(Records about charts and figures)
--

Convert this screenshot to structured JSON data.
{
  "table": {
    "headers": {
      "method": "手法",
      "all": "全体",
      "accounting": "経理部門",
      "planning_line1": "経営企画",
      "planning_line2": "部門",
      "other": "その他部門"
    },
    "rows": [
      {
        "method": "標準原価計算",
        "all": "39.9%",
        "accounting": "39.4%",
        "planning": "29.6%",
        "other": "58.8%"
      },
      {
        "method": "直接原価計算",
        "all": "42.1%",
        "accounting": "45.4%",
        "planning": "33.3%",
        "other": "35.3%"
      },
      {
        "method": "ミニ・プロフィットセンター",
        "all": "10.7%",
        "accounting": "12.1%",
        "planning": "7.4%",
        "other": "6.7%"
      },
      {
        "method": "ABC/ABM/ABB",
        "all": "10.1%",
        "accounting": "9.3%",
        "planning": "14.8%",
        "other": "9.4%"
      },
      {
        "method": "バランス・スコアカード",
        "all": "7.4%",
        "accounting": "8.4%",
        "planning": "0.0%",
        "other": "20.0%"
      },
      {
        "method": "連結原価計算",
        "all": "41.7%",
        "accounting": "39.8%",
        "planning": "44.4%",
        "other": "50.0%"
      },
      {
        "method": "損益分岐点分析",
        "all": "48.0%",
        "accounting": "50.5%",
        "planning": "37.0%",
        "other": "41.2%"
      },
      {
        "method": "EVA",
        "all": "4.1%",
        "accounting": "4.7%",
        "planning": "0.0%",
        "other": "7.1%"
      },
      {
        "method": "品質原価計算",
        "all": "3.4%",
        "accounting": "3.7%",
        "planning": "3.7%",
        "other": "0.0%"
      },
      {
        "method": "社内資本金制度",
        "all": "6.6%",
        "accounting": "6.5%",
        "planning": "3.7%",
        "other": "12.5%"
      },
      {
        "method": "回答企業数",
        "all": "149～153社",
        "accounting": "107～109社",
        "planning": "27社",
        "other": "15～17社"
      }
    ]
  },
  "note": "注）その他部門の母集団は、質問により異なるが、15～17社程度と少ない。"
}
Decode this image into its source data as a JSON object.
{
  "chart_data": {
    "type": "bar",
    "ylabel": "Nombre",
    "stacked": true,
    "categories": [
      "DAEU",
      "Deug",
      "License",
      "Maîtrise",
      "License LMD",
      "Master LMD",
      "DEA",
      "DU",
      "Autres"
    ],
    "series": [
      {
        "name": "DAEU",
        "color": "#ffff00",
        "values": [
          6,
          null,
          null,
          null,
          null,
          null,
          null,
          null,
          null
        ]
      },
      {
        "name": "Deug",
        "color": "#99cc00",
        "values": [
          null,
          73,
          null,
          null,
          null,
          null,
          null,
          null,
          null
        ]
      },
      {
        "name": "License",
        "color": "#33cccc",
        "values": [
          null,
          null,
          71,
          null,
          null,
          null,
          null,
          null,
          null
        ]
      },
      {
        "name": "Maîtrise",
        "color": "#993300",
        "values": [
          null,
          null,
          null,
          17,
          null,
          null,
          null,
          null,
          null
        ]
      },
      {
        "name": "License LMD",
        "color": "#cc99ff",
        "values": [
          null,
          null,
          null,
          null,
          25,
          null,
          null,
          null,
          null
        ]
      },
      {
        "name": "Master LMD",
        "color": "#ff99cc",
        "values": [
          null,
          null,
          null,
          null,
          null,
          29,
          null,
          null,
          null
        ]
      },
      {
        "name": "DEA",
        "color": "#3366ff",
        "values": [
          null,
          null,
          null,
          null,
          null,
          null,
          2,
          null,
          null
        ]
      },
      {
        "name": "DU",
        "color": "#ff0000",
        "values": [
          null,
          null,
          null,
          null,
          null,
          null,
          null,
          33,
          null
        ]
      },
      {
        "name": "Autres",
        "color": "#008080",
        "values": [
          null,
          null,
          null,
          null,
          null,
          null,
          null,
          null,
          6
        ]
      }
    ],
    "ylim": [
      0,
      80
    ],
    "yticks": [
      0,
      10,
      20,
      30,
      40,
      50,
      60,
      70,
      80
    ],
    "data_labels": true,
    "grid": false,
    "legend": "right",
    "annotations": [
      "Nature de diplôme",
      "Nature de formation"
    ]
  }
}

--

Every entry should be printed again exactly as it stands.

Convert this screenshot to structured JSON data.
{
  "table": {
    "headers": {
      "method": "手法",
      "all": "全体",
      "accounting": "経理部門",
      "planning_line1": "経営企画",
      "planning_line2": "部門",
      "other": "その他部門"
    },
    "rows": [
      {
        "method": "標準原価計算",
        "all": "39.9%",
        "accounting": "39.4%",
        "planning": "29.6%",
        "other": "58.8%"
      },
      {
        "method": "直接原価計算",
        "all": "42.1%",
        "accounting": "45.4%",
        "planning": "33.3%",
        "other": "35.3%"
      },
      {
        "method": "ミニ・プロフィットセンター",
        "all": "10.7%",
        "accounting": "12.1%",
        "planning": "7.4%",
        "other": "6.7%"
      },
      {
        "method": "ABC/ABM/ABB",
        "all": "10.1%",
        "accounting": "9.3%",
        "planning": "14.8%",
        "other": "9.4%"
      },
      {
        "method": "バランス・スコアカード",
        "all": "7.4%",
        "accounting": "8.4%",
        "planning": "0.0%",
        "other": "20.0%"
      },
      {
        "method": "連結原価計算",
        "all": "41.7%",
        "accounting": "39.8%",
        "planning": "44.4%",
        "other": "50.0%"
      },
      {
        "method": "損益分岐点分析",
        "all": "48.0%",
        "accounting": "50.5%",
        "planning": "37.0%",
        "other": "41.2%"
      },
      {
        "method": "EVA",
        "all": "4.1%",
        "accounting": "4.7%",
        "planning": "0.0%",
        "other": "7.1%"
      },
      {
        "method": "品質原価計算",
        "all": "3.4%",
        "accounting": "3.7%",
        "planning": "3.7%",
        "other": "0.0%"
      },
      {
        "method": "社内資本金制度",
        "all": "6.6%",
        "accounting": "6.5%",
        "planning": "3.7%",
        "other": "12.5%"
      },
      {
        "method": "回答企業数",
        "all": "149～153社",
        "accounting": "107～109社",
        "planning": "27社",
        "other": "15～17社"
      }
    ]
  },
  "note": "注）その他部門の母集団は、質問により異なるが、15～17社程度と少ない。"
}
Decode this image into its source data as a JSON object.
{
  "chart_data": {
    "type": "bar",
    "ylabel": "Nombre",
    "stacked": true,
    "categories": [
      "DAEU",
      "Deug",
      "License",
      "Maîtrise",
      "License LMD",
      "Master LMD",
      "DEA",
      "DU",
      "Autres"
    ],
    "series": [
      {
        "name": "DAEU",
        "color": "#ffff00",
        "values": [
          6,
          null,
          null,
          null,
          null,
          null,
          null,
          null,
          null
        ]
      },
      {
        "name": "Deug",
        "color": "#99cc00",
        "values": [
          null,
          73,
          null,
          null,
          null,
          null,
          null,
          null,
          null
        ]
      },
      {
        "name": "License",
        "color": "#33cccc",
        "values": [
          null,
          null,
          71,
          null,
          null,
          null,
          null,
          null,
          null
        ]
      },
      {
        "name": "Maîtrise",
        "color": "#993300",
        "values": [
          null,
          null,
          null,
          17,
          null,
          null,
          null,
          null,
          null
        ]
      },
      {
        "name": "License LMD",
        "color": "#cc99ff",
        "values": [
          null,
          null,
          null,
          null,
          25,
          null,
          null,
          null,
          null
        ]
      },
      {
        "name": "Master LMD",
        "color": "#ff99cc",
        "values": [
          null,
          null,
          null,
          null,
          null,
          29,
          null,
          null,
          null
        ]
      },
      {
        "name": "DEA",
        "color": "#3366ff",
        "values": [
          null,
          null,
          null,
          null,
          null,
          null,
          2,
          null,
          null
        ]
      },
      {
        "name": "DU",
        "color": "#ff0000",
        "values": [
          null,
          null,
          null,
          null,
          null,
          null,
          null,
          33,
          null
        ]
      },
      {
        "name": "Autres",
        "color": "#008080",
        "values": [
          null,
          null,
          null,
          null,
          null,
          null,
          null,
          null,
          6
        ]
      }
    ],
    "ylim": [
      0,
      80
    ],
    "yticks": [
      0,
      10,
      20,
      30,
      40,
      50,
      60,
      70,
      80
    ],
    "data_labels": true,
    "grid": false,
    "legend": "right",
    "annotations": [
      "Nature de diplôme",
      "Nature de formation"
    ]
  }
}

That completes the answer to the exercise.